*Records for the task*
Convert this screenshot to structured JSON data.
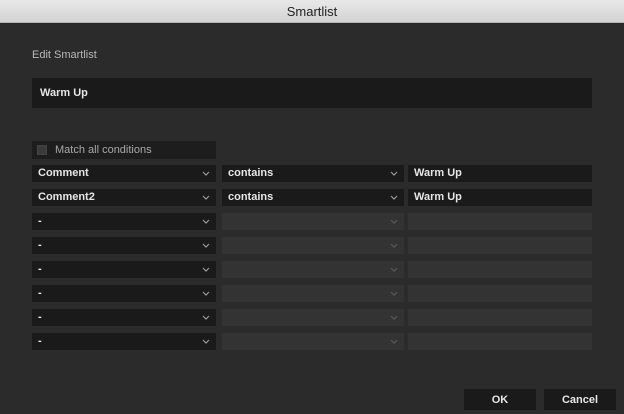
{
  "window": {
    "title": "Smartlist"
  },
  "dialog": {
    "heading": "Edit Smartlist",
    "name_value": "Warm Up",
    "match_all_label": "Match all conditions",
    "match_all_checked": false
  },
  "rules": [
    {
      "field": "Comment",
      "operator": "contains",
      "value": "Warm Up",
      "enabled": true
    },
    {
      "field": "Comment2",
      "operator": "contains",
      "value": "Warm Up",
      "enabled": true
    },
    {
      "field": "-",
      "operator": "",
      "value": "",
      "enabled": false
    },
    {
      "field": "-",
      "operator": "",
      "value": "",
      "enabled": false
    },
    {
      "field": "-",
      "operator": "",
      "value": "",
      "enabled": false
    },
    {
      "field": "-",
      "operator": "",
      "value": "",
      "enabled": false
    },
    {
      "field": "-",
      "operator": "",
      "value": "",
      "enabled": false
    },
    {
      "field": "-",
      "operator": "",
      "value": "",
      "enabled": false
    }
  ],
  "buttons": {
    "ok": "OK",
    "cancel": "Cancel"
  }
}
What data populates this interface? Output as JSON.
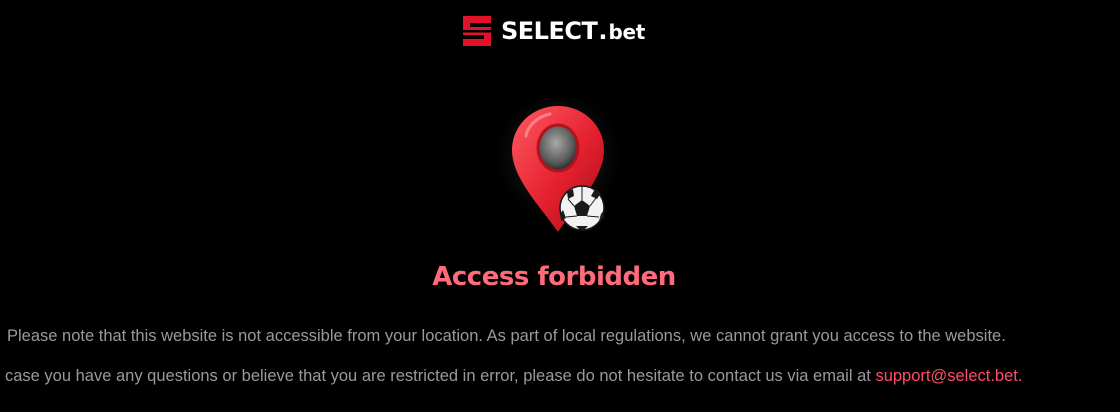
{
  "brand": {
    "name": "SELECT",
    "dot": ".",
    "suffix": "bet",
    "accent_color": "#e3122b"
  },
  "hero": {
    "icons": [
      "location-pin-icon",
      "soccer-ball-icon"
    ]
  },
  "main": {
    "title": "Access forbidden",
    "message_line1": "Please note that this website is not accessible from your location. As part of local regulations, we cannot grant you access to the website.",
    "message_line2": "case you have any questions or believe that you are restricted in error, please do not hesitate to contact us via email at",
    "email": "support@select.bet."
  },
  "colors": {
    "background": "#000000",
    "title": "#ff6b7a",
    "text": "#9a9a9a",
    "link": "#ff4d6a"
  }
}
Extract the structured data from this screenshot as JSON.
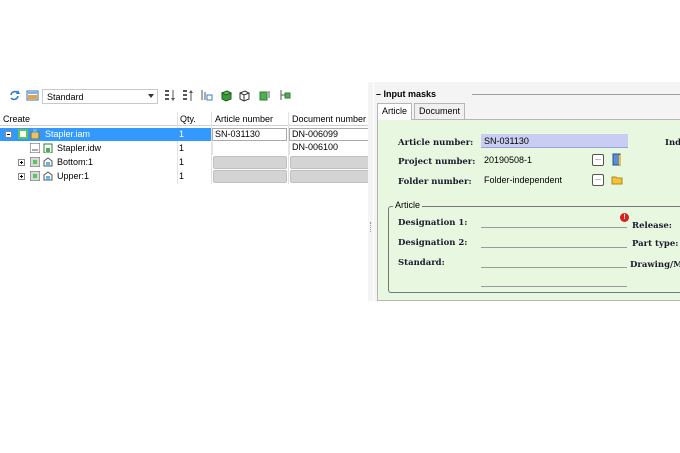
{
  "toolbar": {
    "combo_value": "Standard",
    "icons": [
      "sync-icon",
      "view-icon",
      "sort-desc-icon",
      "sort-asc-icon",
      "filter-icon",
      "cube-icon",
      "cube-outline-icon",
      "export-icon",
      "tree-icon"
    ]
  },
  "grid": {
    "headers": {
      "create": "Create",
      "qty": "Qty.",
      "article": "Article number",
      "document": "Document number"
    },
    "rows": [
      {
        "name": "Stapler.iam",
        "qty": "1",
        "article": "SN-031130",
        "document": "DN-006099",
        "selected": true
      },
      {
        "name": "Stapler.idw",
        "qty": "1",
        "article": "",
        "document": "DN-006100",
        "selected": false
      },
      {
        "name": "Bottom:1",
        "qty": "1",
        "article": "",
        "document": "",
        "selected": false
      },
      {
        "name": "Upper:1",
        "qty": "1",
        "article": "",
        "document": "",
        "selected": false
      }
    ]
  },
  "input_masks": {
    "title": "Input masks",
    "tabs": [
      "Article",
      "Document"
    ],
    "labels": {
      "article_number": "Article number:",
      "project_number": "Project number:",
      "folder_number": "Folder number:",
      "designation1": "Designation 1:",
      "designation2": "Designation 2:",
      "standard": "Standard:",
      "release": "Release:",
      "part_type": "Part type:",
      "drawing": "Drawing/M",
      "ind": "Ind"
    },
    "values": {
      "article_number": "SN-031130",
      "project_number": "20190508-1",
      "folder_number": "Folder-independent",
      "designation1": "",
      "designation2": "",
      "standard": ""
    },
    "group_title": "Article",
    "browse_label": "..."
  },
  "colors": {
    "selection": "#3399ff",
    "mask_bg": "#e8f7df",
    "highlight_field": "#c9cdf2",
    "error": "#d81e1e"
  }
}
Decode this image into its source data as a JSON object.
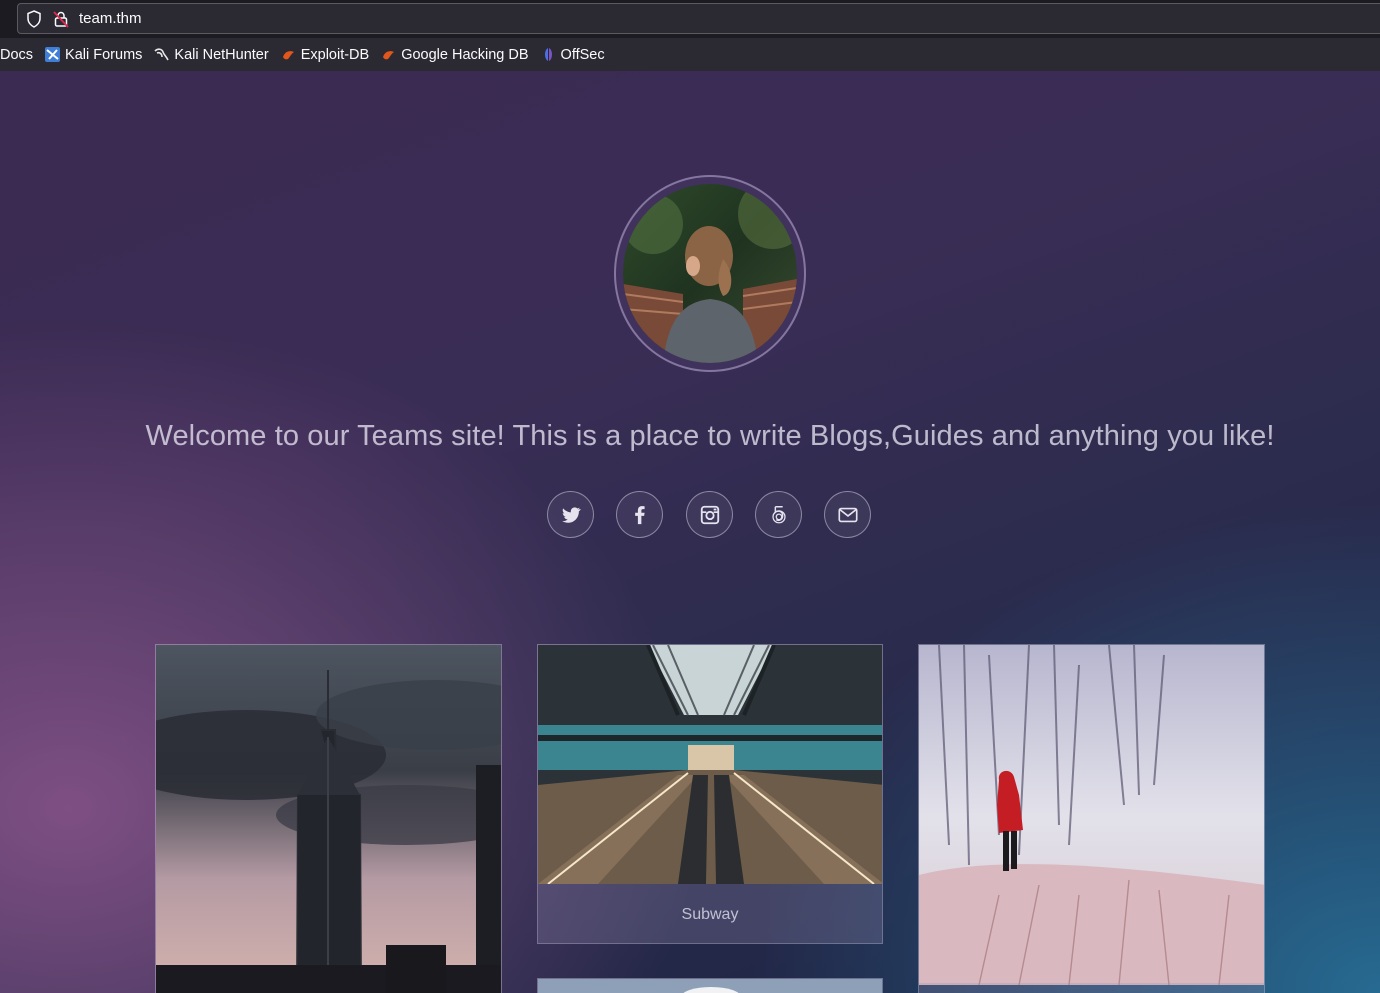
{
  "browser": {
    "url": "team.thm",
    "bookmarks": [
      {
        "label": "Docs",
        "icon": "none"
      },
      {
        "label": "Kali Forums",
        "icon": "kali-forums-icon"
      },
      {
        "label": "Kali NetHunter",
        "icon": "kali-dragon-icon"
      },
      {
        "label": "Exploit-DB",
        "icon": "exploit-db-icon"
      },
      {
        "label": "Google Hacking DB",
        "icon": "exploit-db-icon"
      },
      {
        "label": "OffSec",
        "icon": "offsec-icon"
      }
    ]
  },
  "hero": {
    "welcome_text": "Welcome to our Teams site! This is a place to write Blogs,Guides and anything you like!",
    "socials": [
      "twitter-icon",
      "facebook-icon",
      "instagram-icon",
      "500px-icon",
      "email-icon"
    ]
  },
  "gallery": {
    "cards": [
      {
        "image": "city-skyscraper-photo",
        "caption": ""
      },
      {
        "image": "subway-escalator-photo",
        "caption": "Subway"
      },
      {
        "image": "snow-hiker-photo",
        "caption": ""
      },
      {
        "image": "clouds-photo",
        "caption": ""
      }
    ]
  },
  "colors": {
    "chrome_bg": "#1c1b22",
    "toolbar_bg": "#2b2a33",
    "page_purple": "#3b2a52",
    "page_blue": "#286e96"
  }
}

*Goal*
Skip the pictures and retype exactly the lines from the one that contains "Decode this image" to the last line of the records.

*Solution to the exercise*
Decode this image into its source data as a JSON object.
{
  "browser": {
    "url": "team.thm",
    "bookmarks": [
      {
        "label": "Docs",
        "icon": "none"
      },
      {
        "label": "Kali Forums",
        "icon": "kali-forums-icon"
      },
      {
        "label": "Kali NetHunter",
        "icon": "kali-dragon-icon"
      },
      {
        "label": "Exploit-DB",
        "icon": "exploit-db-icon"
      },
      {
        "label": "Google Hacking DB",
        "icon": "exploit-db-icon"
      },
      {
        "label": "OffSec",
        "icon": "offsec-icon"
      }
    ]
  },
  "hero": {
    "welcome_text": "Welcome to our Teams site! This is a place to write Blogs,Guides and anything you like!",
    "socials": [
      "twitter-icon",
      "facebook-icon",
      "instagram-icon",
      "500px-icon",
      "email-icon"
    ]
  },
  "gallery": {
    "cards": [
      {
        "image": "city-skyscraper-photo",
        "caption": ""
      },
      {
        "image": "subway-escalator-photo",
        "caption": "Subway"
      },
      {
        "image": "snow-hiker-photo",
        "caption": ""
      },
      {
        "image": "clouds-photo",
        "caption": ""
      }
    ]
  },
  "colors": {
    "chrome_bg": "#1c1b22",
    "toolbar_bg": "#2b2a33",
    "page_purple": "#3b2a52",
    "page_blue": "#286e96"
  }
}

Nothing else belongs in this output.